## BEGIN Supplied records

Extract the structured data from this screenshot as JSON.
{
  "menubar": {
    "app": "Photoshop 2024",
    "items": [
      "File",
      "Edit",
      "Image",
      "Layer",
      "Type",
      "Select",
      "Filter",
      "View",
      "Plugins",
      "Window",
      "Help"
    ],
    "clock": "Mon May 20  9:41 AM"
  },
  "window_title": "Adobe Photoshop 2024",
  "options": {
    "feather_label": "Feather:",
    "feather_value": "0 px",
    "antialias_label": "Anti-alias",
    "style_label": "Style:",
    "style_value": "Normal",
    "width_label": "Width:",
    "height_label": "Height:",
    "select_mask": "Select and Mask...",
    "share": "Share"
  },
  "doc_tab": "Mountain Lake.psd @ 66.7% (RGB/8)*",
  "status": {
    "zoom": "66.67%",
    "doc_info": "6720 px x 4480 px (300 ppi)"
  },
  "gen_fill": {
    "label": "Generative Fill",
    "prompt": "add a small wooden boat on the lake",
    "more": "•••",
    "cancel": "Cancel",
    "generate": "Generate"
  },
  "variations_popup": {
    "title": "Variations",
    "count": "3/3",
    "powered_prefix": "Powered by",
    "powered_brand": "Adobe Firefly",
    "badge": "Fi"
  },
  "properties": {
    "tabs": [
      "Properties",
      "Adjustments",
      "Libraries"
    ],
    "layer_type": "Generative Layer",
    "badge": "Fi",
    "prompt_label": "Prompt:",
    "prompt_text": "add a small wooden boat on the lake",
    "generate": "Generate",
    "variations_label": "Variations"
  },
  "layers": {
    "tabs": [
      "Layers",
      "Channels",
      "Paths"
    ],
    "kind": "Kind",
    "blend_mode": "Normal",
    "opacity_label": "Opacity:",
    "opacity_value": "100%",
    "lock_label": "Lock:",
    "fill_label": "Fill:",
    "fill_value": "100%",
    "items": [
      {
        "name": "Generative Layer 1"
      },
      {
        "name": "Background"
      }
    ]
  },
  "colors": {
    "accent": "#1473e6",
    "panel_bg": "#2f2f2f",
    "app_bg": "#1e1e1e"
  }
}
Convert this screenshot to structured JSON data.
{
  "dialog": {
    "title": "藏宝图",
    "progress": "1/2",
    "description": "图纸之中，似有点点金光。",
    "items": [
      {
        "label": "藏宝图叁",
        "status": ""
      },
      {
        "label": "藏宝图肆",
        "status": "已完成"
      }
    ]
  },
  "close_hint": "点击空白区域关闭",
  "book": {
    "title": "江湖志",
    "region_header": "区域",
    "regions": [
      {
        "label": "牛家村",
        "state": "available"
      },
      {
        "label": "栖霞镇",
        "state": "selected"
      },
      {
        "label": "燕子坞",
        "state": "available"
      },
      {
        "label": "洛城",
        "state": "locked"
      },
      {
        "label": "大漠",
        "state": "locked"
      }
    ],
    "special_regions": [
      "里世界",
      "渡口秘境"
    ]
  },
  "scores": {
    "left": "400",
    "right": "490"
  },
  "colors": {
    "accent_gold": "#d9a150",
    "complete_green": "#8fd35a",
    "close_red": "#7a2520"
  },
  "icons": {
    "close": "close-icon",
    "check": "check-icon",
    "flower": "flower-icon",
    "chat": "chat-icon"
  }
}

## END Supplied records

■ **Work required**
Each record must be repeated exactly as it is.

■ **Written answer**
Extract the structured data from this screenshot as JSON.
{
  "menubar": {
    "app": "Photoshop 2024",
    "items": [
      "File",
      "Edit",
      "Image",
      "Layer",
      "Type",
      "Select",
      "Filter",
      "View",
      "Plugins",
      "Window",
      "Help"
    ],
    "clock": "Mon May 20  9:41 AM"
  },
  "window_title": "Adobe Photoshop 2024",
  "options": {
    "feather_label": "Feather:",
    "feather_value": "0 px",
    "antialias_label": "Anti-alias",
    "style_label": "Style:",
    "style_value": "Normal",
    "width_label": "Width:",
    "height_label": "Height:",
    "select_mask": "Select and Mask...",
    "share": "Share"
  },
  "doc_tab": "Mountain Lake.psd @ 66.7% (RGB/8)*",
  "status": {
    "zoom": "66.67%",
    "doc_info": "6720 px x 4480 px (300 ppi)"
  },
  "gen_fill": {
    "label": "Generative Fill",
    "prompt": "add a small wooden boat on the lake",
    "more": "•••",
    "cancel": "Cancel",
    "generate": "Generate"
  },
  "variations_popup": {
    "title": "Variations",
    "count": "3/3",
    "powered_prefix": "Powered by",
    "powered_brand": "Adobe Firefly",
    "badge": "Fi"
  },
  "properties": {
    "tabs": [
      "Properties",
      "Adjustments",
      "Libraries"
    ],
    "layer_type": "Generative Layer",
    "badge": "Fi",
    "prompt_label": "Prompt:",
    "prompt_text": "add a small wooden boat on the lake",
    "generate": "Generate",
    "variations_label": "Variations"
  },
  "layers": {
    "tabs": [
      "Layers",
      "Channels",
      "Paths"
    ],
    "kind": "Kind",
    "blend_mode": "Normal",
    "opacity_label": "Opacity:",
    "opacity_value": "100%",
    "lock_label": "Lock:",
    "fill_label": "Fill:",
    "fill_value": "100%",
    "items": [
      {
        "name": "Generative Layer 1"
      },
      {
        "name": "Background"
      }
    ]
  },
  "colors": {
    "accent": "#1473e6",
    "panel_bg": "#2f2f2f",
    "app_bg": "#1e1e1e"
  }
}
Convert this screenshot to structured JSON data.
{
  "dialog": {
    "title": "藏宝图",
    "progress": "1/2",
    "description": "图纸之中，似有点点金光。",
    "items": [
      {
        "label": "藏宝图叁",
        "status": ""
      },
      {
        "label": "藏宝图肆",
        "status": "已完成"
      }
    ]
  },
  "close_hint": "点击空白区域关闭",
  "book": {
    "title": "江湖志",
    "region_header": "区域",
    "regions": [
      {
        "label": "牛家村",
        "state": "available"
      },
      {
        "label": "栖霞镇",
        "state": "selected"
      },
      {
        "label": "燕子坞",
        "state": "available"
      },
      {
        "label": "洛城",
        "state": "locked"
      },
      {
        "label": "大漠",
        "state": "locked"
      }
    ],
    "special_regions": [
      "里世界",
      "渡口秘境"
    ]
  },
  "scores": {
    "left": "400",
    "right": "490"
  },
  "colors": {
    "accent_gold": "#d9a150",
    "complete_green": "#8fd35a",
    "close_red": "#7a2520"
  },
  "icons": {
    "close": "close-icon",
    "check": "check-icon",
    "flower": "flower-icon",
    "chat": "chat-icon"
  }
}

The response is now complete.